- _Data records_
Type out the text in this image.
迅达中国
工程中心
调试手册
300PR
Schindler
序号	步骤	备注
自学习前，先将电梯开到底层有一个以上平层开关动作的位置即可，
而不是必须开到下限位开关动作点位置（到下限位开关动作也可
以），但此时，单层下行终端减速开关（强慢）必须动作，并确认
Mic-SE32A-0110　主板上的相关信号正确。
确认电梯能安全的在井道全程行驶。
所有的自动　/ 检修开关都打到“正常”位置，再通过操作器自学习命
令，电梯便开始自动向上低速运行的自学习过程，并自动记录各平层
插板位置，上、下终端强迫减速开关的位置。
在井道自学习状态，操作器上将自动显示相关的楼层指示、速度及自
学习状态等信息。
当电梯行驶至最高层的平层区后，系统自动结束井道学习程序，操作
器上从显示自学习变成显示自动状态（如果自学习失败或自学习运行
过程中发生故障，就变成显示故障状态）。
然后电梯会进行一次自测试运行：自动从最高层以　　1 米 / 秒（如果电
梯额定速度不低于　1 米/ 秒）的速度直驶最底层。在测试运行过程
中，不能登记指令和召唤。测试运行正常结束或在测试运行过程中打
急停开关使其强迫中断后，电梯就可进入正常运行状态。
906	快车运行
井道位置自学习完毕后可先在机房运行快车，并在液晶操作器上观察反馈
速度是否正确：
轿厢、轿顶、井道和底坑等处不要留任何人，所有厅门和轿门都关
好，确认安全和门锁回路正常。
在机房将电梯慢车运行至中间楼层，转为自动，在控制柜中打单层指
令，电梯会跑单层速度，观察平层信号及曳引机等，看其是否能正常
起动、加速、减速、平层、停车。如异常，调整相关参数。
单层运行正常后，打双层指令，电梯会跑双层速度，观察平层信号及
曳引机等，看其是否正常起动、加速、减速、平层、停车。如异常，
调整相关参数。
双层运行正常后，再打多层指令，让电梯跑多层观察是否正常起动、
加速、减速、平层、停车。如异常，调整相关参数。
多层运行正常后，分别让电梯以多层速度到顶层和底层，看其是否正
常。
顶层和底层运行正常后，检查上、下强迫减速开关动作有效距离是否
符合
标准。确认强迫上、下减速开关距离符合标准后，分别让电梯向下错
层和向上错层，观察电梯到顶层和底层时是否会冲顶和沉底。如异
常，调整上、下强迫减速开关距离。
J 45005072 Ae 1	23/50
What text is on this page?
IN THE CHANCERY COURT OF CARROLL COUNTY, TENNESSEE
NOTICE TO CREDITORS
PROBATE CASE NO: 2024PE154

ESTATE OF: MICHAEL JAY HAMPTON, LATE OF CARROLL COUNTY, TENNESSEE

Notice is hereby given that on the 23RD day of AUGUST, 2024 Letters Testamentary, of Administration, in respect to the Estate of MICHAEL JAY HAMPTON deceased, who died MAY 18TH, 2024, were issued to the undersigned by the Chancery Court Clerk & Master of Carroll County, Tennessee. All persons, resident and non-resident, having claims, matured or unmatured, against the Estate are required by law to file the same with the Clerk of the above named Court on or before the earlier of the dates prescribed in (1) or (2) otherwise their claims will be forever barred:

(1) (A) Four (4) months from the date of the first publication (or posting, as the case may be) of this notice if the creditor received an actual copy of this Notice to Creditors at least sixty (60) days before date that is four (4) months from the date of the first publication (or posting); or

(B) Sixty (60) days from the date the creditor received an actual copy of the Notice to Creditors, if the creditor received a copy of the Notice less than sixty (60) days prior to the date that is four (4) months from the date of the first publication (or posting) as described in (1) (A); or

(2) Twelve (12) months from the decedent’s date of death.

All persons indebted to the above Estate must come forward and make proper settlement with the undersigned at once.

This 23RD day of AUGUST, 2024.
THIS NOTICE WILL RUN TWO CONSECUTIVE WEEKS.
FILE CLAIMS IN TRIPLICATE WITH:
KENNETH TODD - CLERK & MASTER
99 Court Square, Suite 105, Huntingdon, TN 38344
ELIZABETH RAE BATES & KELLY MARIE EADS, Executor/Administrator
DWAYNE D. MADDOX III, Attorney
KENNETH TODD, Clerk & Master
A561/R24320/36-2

- _TASK TO COMPLETE_
Write out the listing once more, matching it exactly.

- _ANSWER FOR THE TASK_
Type out the text in this image.
迅达中国
工程中心
调试手册
300PR
Schindler
序号	步骤	备注
自学习前，先将电梯开到底层有一个以上平层开关动作的位置即可，
而不是必须开到下限位开关动作点位置（到下限位开关动作也可
以），但此时，单层下行终端减速开关（强慢）必须动作，并确认
Mic-SE32A-0110　主板上的相关信号正确。
确认电梯能安全的在井道全程行驶。
所有的自动　/ 检修开关都打到“正常”位置，再通过操作器自学习命
令，电梯便开始自动向上低速运行的自学习过程，并自动记录各平层
插板位置，上、下终端强迫减速开关的位置。
在井道自学习状态，操作器上将自动显示相关的楼层指示、速度及自
学习状态等信息。
当电梯行驶至最高层的平层区后，系统自动结束井道学习程序，操作
器上从显示自学习变成显示自动状态（如果自学习失败或自学习运行
过程中发生故障，就变成显示故障状态）。
然后电梯会进行一次自测试运行：自动从最高层以　　1 米 / 秒（如果电
梯额定速度不低于　1 米/ 秒）的速度直驶最底层。在测试运行过程
中，不能登记指令和召唤。测试运行正常结束或在测试运行过程中打
急停开关使其强迫中断后，电梯就可进入正常运行状态。
906	快车运行
井道位置自学习完毕后可先在机房运行快车，并在液晶操作器上观察反馈
速度是否正确：
轿厢、轿顶、井道和底坑等处不要留任何人，所有厅门和轿门都关
好，确认安全和门锁回路正常。
在机房将电梯慢车运行至中间楼层，转为自动，在控制柜中打单层指
令，电梯会跑单层速度，观察平层信号及曳引机等，看其是否能正常
起动、加速、减速、平层、停车。如异常，调整相关参数。
单层运行正常后，打双层指令，电梯会跑双层速度，观察平层信号及
曳引机等，看其是否正常起动、加速、减速、平层、停车。如异常，
调整相关参数。
双层运行正常后，再打多层指令，让电梯跑多层观察是否正常起动、
加速、减速、平层、停车。如异常，调整相关参数。
多层运行正常后，分别让电梯以多层速度到顶层和底层，看其是否正
常。
顶层和底层运行正常后，检查上、下强迫减速开关动作有效距离是否
符合
标准。确认强迫上、下减速开关距离符合标准后，分别让电梯向下错
层和向上错层，观察电梯到顶层和底层时是否会冲顶和沉底。如异
常，调整上、下强迫减速开关距离。
J 45005072 Ae 1	23/50
What text is on this page?
IN THE CHANCERY COURT OF CARROLL COUNTY, TENNESSEE
NOTICE TO CREDITORS
PROBATE CASE NO: 2024PE154

ESTATE OF: MICHAEL JAY HAMPTON, LATE OF CARROLL COUNTY, TENNESSEE

Notice is hereby given that on the 23RD day of AUGUST, 2024 Letters Testamentary, of Administration, in respect to the Estate of MICHAEL JAY HAMPTON deceased, who died MAY 18TH, 2024, were issued to the undersigned by the Chancery Court Clerk & Master of Carroll County, Tennessee. All persons, resident and non-resident, having claims, matured or unmatured, against the Estate are required by law to file the same with the Clerk of the above named Court on or before the earlier of the dates prescribed in (1) or (2) otherwise their claims will be forever barred:

(1) (A) Four (4) months from the date of the first publication (or posting, as the case may be) of this notice if the creditor received an actual copy of this Notice to Creditors at least sixty (60) days before date that is four (4) months from the date of the first publication (or posting); or

(B) Sixty (60) days from the date the creditor received an actual copy of the Notice to Creditors, if the creditor received a copy of the Notice less than sixty (60) days prior to the date that is four (4) months from the date of the first publication (or posting) as described in (1) (A); or

(2) Twelve (12) months from the decedent’s date of death.

All persons indebted to the above Estate must come forward and make proper settlement with the undersigned at once.

This 23RD day of AUGUST, 2024.
THIS NOTICE WILL RUN TWO CONSECUTIVE WEEKS.
FILE CLAIMS IN TRIPLICATE WITH:
KENNETH TODD - CLERK & MASTER
99 Court Square, Suite 105, Huntingdon, TN 38344
ELIZABETH RAE BATES & KELLY MARIE EADS, Executor/Administrator
DWAYNE D. MADDOX III, Attorney
KENNETH TODD, Clerk & Master
A561/R24320/36-2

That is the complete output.